Excerpted data:

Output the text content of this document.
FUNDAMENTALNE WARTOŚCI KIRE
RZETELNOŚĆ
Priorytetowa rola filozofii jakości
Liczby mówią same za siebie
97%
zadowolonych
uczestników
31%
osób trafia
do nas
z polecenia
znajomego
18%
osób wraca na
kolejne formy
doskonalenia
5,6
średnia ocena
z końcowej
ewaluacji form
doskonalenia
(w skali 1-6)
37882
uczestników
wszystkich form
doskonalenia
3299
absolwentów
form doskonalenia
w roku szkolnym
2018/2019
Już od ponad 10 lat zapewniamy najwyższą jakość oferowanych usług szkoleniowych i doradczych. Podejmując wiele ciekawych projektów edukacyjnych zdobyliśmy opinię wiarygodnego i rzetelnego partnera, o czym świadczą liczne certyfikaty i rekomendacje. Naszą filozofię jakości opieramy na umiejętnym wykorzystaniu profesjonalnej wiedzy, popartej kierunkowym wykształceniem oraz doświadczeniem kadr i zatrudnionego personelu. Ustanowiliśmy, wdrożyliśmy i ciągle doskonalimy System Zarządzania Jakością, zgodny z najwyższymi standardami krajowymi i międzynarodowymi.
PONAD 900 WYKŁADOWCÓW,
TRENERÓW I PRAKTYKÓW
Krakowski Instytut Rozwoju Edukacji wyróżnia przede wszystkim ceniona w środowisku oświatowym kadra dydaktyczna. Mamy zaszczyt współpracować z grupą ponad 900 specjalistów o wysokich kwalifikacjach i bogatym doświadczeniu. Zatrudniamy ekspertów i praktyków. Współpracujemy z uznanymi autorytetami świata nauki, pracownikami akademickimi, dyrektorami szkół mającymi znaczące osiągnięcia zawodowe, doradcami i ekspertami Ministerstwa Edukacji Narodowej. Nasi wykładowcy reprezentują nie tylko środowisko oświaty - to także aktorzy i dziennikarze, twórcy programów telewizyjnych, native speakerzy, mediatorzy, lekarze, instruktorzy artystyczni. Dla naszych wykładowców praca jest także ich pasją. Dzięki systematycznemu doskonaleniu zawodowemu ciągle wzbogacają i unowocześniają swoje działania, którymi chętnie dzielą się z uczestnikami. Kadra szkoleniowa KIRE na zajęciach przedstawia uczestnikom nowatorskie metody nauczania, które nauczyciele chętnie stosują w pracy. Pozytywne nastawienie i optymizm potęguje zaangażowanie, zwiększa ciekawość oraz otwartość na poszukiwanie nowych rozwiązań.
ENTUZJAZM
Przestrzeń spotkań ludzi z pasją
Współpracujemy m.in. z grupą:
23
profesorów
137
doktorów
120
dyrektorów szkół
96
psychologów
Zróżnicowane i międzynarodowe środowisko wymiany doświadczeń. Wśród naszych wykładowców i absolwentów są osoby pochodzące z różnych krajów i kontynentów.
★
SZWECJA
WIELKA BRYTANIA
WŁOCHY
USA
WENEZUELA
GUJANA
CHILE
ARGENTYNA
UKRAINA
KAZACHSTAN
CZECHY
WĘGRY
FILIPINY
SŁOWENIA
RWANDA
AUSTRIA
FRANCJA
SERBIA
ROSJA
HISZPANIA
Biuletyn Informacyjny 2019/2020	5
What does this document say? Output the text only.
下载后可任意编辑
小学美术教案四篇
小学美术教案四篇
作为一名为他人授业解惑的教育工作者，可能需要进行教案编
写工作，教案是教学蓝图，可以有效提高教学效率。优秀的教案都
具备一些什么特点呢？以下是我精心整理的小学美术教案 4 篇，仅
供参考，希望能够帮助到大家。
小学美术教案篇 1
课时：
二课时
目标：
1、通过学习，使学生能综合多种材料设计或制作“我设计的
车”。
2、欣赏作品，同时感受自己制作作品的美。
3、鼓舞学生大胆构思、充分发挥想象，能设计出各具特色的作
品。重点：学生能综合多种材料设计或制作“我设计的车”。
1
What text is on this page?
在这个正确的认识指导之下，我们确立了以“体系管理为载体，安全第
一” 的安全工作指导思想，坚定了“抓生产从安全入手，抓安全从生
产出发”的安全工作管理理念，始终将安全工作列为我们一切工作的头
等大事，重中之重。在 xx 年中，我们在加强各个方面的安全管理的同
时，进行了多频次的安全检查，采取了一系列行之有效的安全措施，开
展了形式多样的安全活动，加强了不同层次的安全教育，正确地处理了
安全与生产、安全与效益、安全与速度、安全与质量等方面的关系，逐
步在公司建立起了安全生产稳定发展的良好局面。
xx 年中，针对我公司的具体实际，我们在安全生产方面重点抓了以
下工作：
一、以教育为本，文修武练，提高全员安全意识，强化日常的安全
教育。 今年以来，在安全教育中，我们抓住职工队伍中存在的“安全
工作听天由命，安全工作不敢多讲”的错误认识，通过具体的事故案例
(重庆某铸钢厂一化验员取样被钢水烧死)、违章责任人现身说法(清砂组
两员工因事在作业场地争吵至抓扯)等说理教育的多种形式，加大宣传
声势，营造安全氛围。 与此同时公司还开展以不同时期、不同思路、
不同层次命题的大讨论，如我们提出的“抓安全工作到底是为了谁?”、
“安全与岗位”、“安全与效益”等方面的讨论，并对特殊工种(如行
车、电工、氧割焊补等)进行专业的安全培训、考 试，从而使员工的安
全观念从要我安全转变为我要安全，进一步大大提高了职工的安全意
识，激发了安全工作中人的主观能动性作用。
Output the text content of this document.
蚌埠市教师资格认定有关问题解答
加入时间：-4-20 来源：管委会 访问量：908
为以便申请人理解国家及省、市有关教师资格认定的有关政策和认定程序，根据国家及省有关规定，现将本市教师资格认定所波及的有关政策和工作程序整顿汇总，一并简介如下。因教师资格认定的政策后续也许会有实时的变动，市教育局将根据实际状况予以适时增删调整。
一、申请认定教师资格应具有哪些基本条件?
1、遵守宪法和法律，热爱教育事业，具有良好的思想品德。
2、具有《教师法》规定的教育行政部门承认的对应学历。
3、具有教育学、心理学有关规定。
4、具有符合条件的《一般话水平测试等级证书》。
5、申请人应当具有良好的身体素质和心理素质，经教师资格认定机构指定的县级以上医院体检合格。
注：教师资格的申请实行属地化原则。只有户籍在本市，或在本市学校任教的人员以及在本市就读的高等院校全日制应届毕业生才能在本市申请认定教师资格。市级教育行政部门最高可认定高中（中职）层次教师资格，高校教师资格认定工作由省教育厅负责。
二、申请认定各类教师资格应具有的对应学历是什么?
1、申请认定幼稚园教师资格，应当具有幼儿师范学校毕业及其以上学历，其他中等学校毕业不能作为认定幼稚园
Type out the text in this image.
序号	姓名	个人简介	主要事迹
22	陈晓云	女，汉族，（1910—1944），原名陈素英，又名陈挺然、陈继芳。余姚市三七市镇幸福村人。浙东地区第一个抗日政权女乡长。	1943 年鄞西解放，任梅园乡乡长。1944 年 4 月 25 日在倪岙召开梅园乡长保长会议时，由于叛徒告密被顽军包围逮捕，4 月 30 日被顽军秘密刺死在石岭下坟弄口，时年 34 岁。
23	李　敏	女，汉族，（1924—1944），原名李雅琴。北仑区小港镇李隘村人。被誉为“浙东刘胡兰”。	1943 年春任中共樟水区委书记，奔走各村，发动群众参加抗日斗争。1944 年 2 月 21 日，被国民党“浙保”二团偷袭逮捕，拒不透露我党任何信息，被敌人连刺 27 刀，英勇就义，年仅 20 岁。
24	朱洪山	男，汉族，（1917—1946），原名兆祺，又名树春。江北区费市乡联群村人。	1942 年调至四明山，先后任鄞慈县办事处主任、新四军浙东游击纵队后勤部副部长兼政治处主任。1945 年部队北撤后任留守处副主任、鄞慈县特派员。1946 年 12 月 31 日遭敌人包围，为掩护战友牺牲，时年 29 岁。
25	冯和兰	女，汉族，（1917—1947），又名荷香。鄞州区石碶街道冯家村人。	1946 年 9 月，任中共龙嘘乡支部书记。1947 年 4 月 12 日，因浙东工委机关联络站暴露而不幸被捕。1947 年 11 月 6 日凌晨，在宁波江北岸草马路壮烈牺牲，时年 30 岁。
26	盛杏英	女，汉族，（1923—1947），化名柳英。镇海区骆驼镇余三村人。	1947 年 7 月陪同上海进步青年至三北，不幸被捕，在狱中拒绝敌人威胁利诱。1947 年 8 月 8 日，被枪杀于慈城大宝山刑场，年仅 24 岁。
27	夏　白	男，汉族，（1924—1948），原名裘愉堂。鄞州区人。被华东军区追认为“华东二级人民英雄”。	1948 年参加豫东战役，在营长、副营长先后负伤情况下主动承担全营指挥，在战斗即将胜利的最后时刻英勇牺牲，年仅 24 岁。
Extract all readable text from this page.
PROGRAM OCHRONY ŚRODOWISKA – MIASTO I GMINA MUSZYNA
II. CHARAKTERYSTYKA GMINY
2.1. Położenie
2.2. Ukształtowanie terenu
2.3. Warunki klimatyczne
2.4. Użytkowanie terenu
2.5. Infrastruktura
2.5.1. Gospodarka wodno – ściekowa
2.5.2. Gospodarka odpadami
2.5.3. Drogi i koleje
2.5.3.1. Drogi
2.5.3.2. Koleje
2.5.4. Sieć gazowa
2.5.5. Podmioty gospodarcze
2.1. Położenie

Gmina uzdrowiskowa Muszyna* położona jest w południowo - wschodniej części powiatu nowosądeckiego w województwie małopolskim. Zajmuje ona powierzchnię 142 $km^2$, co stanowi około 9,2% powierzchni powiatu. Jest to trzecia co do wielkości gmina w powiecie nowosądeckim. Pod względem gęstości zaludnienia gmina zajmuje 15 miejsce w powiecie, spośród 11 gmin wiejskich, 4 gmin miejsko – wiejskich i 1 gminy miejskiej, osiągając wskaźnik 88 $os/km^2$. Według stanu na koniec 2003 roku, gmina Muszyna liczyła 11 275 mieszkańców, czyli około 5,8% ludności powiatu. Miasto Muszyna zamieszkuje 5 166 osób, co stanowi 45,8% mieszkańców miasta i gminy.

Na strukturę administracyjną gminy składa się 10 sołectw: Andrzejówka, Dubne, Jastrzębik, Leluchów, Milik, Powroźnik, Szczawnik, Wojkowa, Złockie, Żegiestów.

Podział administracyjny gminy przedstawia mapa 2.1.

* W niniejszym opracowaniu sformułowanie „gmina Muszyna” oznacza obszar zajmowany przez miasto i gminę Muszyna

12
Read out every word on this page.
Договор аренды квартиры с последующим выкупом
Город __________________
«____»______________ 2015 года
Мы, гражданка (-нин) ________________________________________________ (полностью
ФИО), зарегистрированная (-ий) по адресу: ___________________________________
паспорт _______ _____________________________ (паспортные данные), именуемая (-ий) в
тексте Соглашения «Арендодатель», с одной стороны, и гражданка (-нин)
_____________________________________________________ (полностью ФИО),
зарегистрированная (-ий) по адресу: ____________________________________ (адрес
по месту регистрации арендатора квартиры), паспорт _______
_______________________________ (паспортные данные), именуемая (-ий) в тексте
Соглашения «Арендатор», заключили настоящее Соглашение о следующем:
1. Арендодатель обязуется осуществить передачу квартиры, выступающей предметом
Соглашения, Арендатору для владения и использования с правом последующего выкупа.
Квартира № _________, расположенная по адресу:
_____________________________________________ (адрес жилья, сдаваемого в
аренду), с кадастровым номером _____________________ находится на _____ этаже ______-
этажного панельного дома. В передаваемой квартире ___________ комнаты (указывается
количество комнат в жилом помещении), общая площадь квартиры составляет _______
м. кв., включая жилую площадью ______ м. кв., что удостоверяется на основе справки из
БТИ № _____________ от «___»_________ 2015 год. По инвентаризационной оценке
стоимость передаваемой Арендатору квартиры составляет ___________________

Task details: Go through the records. Copy each line where "terenu" appears.

Task output:
2.2. Ukształtowanie terenu
2.4. Użytkowanie terenu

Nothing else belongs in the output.